EXERCISE TASKS>
a. In the Gmail enforcement excerpt, how long does recovery to baseline take?
b. List every line of the entries that contains the string "point".

SELECTED PASSAGE>
The customers who are starting the work this week are going to have a rough February. The infrastructure work is doable in twelve days. The reputational work is not. They will hit February with authentication passing but with a backlog of audience hygiene issues. The complaint rate will manifest as deliverability degradation through February and March. Recovery to baseline takes six to twelve weeks.
The customers who are not doing the work and are betting that Gmail will not actually enforce in February will discover that Gmail will actually enforce in February. We have been telling them this since October. Some have listened. Some have not. The ones who have not will be writing post-mortems in March.
Specific things we are watching for on February 1
We have customers across seven jurisdictions and a range of volume profiles. We are setting up monitoring that fires on three specific signals starting January 30.
First, any customer’s 4xx error rate from Gmail jumping above their historical baseline. Gmail’s announced enforcement starts with 4xx soft errors on a small percentage of non-compliant traffic. A meaningful rise in the 4xx rate is the early warning that some traffic is failing the new checks.
Second, any customer’s Postmaster Tools compliance status switching from compliant to non-compliant. The compliance status dashboard is the most direct signal Gmail will give us. We monitor it daily.

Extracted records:
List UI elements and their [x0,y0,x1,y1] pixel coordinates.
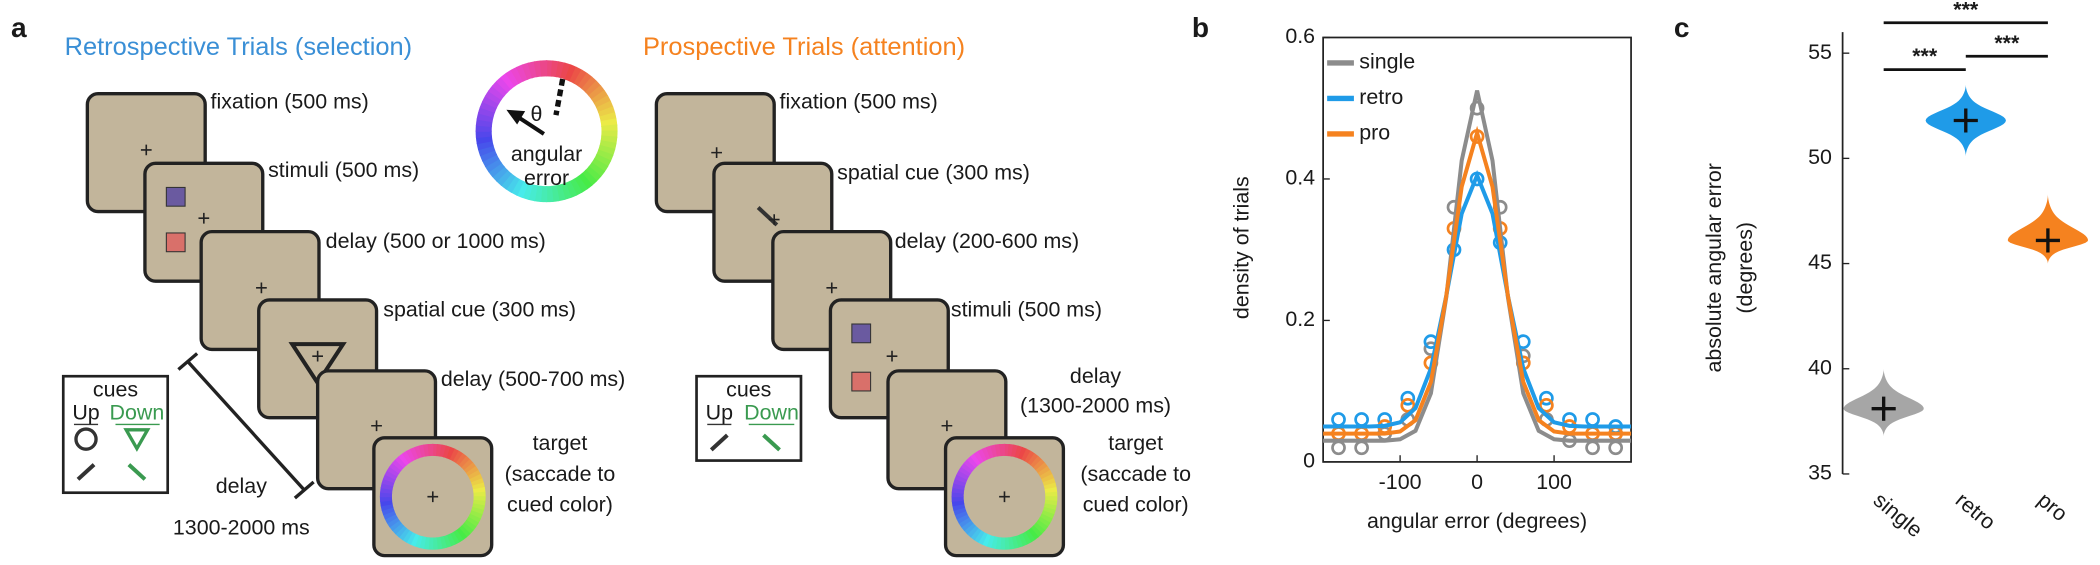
panel-title: Retrospective Trials (selection) [65,33,413,61]
cues-title: cues [93,378,138,402]
panel-label: a [11,12,27,43]
y-axis-title: (degrees) [1733,222,1757,314]
step-label: delay (500-700 ms) [441,367,625,391]
color-wheel [951,443,1058,550]
fit-line [1323,170,1632,429]
significance-label: *** [1994,31,2020,55]
legend-label: single [1359,50,1415,74]
step-label: (1300-2000 ms) [1020,394,1171,418]
wheel-label: angular [511,142,582,166]
theta: θ [531,102,543,126]
step-label: spatial cue (300 ms) [837,161,1030,185]
significance-label: *** [1953,0,1979,21]
cue-up: Up [72,400,99,424]
y-axis-title: density of trials [1229,176,1253,319]
step-label: target [533,431,588,455]
step-label: delay (500 or 1000 ms) [326,229,546,253]
data-point [1400,397,1416,413]
y-tick-label: 50 [1808,145,1832,169]
data-point [1539,397,1554,413]
legend-label: pro [1359,121,1390,145]
mean-marker [1953,108,1978,133]
x-tick-label: single [1869,488,1927,542]
delay-bracket [177,352,315,500]
pro-screens [654,92,1066,558]
data-point [1608,440,1624,456]
step-label: spatial cue (300 ms) [383,297,576,321]
y-tick-label: 45 [1808,250,1832,274]
data-point [1331,440,1346,456]
wheel-label: error [524,166,569,190]
y-tick-label: 0 [1303,449,1315,473]
data-point [1354,412,1369,427]
data-point [1400,390,1416,406]
step-label: (saccade to [505,462,616,486]
x-tick-label: 0 [1471,470,1483,494]
data-point [1469,100,1485,116]
fit-line [1323,125,1632,436]
fit-line [1323,90,1632,443]
step-label: delay [1070,364,1121,388]
delay-label: delay [216,474,267,498]
panel-label: c [1674,12,1690,43]
panel-label: b [1192,12,1209,43]
cues-title: cues [726,378,771,402]
x-tick-label: -100 [1379,470,1422,494]
data-point [1354,440,1369,456]
y-tick-label: 0.4 [1285,166,1315,190]
significance-label: *** [1912,44,1938,68]
delay-label: 1300-2000 ms [173,516,310,540]
data-point [1585,412,1600,427]
y-tick-label: 0.2 [1285,307,1315,331]
y-tick-label: 40 [1808,355,1832,379]
step-label: stimuli (500 ms) [268,158,419,182]
step-label: stimuli (500 ms) [951,297,1102,321]
step-label: delay (200-600 ms) [895,229,1079,253]
y-tick-label: 55 [1808,40,1832,64]
color-wheel [379,443,486,550]
cue-down: Down [110,400,165,424]
x-tick-label: retro [1951,488,2000,535]
y-tick-label: 0.6 [1285,24,1315,48]
step-label: (saccade to [1080,462,1191,486]
legend-label: retro [1359,85,1403,109]
wheel-arrow [506,78,566,136]
y-tick-label: 35 [1808,461,1832,485]
panel-title: Prospective Trials (attention) [643,33,965,61]
step-label: fixation (500 ms) [211,90,369,114]
data-point [1331,412,1346,427]
data-point [1585,440,1600,456]
x-tick-label: 100 [1536,470,1572,494]
mean-marker [1871,396,1896,421]
step-label: fixation (500 ms) [780,90,938,114]
y-axis-title: absolute angular error [1702,163,1726,372]
cues-box [695,374,803,462]
cue-down: Down [744,400,799,424]
step-label: cued color) [507,493,613,517]
x-tick-label: pro [2033,488,2072,526]
cues-box [61,374,170,495]
cue-up: Up [706,400,733,424]
x-axis-title: angular error (degrees) [1367,509,1587,533]
mean-marker [2035,228,2060,253]
data-point [1539,390,1554,406]
step-label: target [1108,431,1163,455]
step-label: cued color) [1083,493,1189,517]
angular-wheel [475,60,618,203]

COMPLETED EXERCISE>
a. Six to twelve weeks.

b.
data-point [1400,397,1416,413]
data-point [1539,397,1554,413]
data-point [1608,440,1624,456]
data-point [1331,440,1346,456]
data-point [1354,412,1369,427]
data-point [1400,390,1416,406]
data-point [1469,100,1485,116]
data-point [1354,440,1369,456]
data-point [1585,412,1600,427]
data-point [1331,412,1346,427]
data-point [1585,440,1600,456]
data-point [1539,390,1554,406]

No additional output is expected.